Görev A - Futbol ve siyaset üzerine olan belgeye göre Salazar'ın "3F" olarak bilinen yönetim anlayışındaki üç unsur nelerdir?

Belge -
════════════════
Fado - Fatima - Futbol

Futbol şüphesiz halkların en büyük ortak noktalarından biri. Çok basit anlamda sadece bir spor dalı, bir seyir zevki. 22 kişilik ‘basit’ bir oyun. Peki ya futbolun aslında siyasetin en büyük aletlerinden biri olduğunu biliyor muydunuz?

İgal MEVORAH Spor
10 Ekim 2018 Çarşamba

Portekiz Diktatörü Salazar’ın faşist yönetim şekli fado (müzik) - fatima (din) - futbol yani kısaca 3F ile ilk defa futbol ile siyasetin yolları kesişmiş oluyor. Salazar’a göre bir halkı kontrol etmek üç ana damardan geçiyordu. Halka eğer bu üç unsuru sağlarsanız, onları istediğiniz gibi kontrol edip istediğiniz gibi yönetebileceğinizi savunuyordu Salazar. Müzik ile insanların ruhuna dokunup onları rahatlatmak, din ile insanların maneviyatını tamamlamak, futbol ile ise insanların tutkulu yanlarını doldurup onları deşarj etmek için bu üç F ön plana sürülmüştü.

Bilindiği gibi futbol çok büyük bir tutkudan beslenen bir spor. Bir halka futbol aşkını ne kadar aşılayıp, fanatizmi ne kadar arttırırsanız futbol o kadar önemli ve sansasyonel olayların önüne geçer. İktidarın yaptığı hataları görmez, bir yerden sonra da maç günü yaklaştıkça hiçbir şey umurunuzda olmamaya başlar. Böylece sadece bir 90 dakika size her şeyi unutturabilir. Böylece kontrol altına alınırsınız.

Bu güzel oyun bu bakış açısıyla siyasete karıştırılmış olsa da ne yazık ki çok da yanlış bir düşünce değil. Şu an birçok ülkede bu olayı birebir yaşayabilirsiniz. Peki, bu düşünceden sonra futbol siyasete kaç kere meze yapıldı? Ne yazık ki birden çok fazla...
════════════════
Veri kümesi içeriği -
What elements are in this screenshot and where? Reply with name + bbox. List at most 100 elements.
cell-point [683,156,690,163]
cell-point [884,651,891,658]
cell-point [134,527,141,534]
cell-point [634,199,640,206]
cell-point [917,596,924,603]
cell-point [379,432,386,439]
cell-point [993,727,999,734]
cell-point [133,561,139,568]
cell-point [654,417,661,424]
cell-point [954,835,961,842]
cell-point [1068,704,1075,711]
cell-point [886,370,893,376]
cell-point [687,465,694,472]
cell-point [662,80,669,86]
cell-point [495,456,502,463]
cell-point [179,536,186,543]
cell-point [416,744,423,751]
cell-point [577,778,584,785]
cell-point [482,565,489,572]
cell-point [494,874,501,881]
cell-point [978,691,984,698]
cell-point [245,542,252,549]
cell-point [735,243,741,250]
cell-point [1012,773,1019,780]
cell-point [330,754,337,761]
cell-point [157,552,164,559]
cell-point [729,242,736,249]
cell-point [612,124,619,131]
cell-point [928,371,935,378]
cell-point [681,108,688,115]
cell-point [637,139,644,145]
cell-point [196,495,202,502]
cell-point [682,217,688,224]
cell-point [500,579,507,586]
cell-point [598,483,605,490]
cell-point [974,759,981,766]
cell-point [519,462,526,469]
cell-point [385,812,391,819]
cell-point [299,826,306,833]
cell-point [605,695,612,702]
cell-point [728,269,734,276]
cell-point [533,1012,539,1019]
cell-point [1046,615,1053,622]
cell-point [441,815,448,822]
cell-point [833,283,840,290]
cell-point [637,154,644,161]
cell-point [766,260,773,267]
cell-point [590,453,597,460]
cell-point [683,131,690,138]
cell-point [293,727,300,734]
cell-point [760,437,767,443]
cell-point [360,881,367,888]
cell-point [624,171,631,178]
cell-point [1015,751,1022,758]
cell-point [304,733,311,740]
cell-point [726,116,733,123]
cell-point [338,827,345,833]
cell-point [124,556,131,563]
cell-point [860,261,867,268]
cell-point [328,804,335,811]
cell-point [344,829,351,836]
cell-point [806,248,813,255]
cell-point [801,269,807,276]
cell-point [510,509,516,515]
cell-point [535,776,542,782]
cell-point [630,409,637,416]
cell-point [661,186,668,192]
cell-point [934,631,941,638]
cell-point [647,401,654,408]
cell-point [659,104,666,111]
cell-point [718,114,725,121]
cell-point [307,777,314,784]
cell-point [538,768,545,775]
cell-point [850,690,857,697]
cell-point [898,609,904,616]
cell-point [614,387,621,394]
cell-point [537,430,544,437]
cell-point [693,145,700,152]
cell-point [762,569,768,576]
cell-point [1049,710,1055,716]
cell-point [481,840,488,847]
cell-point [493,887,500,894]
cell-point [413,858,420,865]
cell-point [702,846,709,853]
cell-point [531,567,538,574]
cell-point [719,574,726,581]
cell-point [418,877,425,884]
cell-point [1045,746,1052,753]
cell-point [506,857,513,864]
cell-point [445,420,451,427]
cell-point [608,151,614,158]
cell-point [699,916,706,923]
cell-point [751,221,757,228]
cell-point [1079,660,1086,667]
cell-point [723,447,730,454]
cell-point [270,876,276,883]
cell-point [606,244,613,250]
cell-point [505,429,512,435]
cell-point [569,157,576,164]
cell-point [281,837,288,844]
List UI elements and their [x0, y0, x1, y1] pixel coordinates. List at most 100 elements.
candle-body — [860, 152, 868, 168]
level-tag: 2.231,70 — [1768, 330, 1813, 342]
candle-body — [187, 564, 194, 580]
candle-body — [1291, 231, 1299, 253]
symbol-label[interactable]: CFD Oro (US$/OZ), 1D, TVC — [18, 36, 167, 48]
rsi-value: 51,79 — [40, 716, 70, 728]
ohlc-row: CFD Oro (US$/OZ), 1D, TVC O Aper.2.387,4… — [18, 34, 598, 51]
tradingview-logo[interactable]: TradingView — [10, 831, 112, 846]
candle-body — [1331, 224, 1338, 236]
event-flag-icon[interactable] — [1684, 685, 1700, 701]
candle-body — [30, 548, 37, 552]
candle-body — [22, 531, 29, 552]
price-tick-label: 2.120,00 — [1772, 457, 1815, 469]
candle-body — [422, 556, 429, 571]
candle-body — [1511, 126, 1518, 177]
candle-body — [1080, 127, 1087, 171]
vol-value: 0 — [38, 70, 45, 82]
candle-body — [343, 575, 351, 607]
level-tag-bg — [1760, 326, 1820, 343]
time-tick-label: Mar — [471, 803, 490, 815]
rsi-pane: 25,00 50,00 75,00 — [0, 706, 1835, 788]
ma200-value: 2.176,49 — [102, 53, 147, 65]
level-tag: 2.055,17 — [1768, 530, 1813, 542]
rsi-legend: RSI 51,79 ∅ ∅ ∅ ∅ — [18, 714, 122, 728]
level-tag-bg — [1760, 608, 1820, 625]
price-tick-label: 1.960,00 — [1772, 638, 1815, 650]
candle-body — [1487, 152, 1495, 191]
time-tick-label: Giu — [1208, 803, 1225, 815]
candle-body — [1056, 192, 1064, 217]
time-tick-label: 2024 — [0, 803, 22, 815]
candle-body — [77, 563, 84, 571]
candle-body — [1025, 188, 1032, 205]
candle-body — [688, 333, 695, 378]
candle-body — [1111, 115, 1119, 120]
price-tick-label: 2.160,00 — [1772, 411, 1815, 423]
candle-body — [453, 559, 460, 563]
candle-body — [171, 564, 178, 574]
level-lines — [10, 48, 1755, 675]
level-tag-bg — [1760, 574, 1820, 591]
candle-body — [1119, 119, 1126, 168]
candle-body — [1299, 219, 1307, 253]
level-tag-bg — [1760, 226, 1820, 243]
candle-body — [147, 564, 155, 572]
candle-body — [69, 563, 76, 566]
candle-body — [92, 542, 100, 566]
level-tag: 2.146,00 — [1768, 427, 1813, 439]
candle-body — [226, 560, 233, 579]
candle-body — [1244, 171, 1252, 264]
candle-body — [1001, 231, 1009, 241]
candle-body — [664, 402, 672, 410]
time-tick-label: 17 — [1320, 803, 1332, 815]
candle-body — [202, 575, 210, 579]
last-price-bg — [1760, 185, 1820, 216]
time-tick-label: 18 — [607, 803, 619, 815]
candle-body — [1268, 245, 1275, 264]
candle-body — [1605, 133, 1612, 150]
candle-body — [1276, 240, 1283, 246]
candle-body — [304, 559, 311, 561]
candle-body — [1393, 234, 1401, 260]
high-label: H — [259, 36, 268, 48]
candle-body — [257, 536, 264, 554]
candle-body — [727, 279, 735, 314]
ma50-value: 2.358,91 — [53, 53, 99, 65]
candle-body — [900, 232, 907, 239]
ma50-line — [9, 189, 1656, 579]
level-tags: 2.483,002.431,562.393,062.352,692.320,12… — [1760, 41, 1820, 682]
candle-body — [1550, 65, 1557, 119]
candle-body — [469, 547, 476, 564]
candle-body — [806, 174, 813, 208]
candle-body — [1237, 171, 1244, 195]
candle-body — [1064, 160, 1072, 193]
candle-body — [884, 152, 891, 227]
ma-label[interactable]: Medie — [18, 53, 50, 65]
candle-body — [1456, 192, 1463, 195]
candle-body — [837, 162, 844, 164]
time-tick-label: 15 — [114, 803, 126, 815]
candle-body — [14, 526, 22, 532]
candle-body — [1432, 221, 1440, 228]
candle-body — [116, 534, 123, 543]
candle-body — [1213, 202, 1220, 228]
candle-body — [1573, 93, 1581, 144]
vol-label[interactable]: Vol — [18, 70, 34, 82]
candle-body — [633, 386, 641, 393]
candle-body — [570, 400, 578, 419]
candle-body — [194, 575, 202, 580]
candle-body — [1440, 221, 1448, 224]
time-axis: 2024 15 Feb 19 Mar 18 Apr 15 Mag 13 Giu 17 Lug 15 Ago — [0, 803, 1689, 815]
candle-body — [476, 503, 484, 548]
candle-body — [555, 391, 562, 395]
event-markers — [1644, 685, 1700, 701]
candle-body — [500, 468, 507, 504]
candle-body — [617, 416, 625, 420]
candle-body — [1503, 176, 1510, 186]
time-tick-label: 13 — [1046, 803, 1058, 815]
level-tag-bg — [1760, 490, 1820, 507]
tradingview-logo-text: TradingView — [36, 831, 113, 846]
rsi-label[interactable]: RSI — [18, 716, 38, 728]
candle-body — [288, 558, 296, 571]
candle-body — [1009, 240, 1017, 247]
════════════════
Görev B - Kayıtlarda "most" kelimesini içeren satırların hepsini sıralayın.

Doğru yanıt A - Fado (müzik), fatima (din) ve futbol.

Doğru yanıt B -
What elements are in this screenshot and where? Reply with name + bbox. List at most 100 elements.
List UI elements and their [x0, y0, x1, y1] pixel coordinates. List at most 100 elements.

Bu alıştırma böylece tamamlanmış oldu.